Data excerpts
+ + + + +

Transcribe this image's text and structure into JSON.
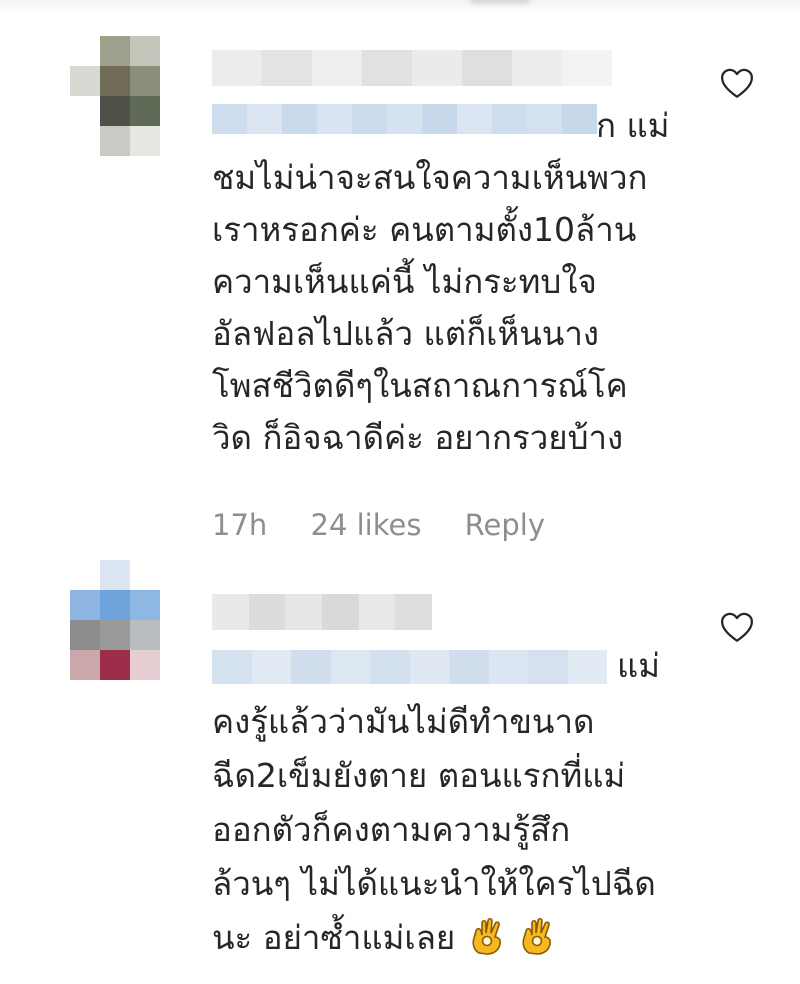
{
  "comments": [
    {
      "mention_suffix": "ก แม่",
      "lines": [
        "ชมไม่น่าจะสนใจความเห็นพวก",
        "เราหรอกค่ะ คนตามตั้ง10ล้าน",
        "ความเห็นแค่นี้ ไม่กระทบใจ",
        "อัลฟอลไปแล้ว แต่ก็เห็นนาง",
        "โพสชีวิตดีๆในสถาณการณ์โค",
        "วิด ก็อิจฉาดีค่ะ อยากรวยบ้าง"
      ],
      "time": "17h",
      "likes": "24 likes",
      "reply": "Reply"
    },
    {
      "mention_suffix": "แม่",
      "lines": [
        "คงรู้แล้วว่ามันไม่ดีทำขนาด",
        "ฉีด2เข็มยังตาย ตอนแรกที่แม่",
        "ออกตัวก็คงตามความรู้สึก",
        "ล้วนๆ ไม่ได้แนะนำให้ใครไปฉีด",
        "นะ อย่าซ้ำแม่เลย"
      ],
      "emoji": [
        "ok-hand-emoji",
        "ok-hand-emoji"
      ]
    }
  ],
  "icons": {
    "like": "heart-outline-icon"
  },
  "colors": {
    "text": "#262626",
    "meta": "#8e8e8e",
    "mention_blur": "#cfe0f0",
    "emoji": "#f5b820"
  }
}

+ + + + +

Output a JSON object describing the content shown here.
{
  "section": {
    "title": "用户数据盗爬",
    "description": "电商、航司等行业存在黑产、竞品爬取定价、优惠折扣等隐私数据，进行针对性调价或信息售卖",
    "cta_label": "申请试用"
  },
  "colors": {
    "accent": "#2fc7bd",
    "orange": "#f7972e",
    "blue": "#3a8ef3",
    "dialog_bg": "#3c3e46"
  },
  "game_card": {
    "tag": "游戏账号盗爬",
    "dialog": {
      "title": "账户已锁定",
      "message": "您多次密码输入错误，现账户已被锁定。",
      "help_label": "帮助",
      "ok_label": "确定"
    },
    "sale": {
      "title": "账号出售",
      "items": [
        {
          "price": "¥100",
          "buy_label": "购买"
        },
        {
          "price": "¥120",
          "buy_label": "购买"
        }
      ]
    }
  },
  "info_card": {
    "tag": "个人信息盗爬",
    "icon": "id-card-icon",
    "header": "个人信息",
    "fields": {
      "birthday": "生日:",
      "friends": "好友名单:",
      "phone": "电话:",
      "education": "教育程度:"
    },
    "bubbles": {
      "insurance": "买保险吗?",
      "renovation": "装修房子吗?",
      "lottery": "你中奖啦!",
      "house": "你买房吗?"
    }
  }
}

+ + + + +

**TASK OBJECTIVE:**
Copy each line that contains the word "emoji".

**WORKED ANSWER:**
      "emoji": [
        "ok-hand-emoji",
        "ok-hand-emoji"
    "emoji": "#f5b820"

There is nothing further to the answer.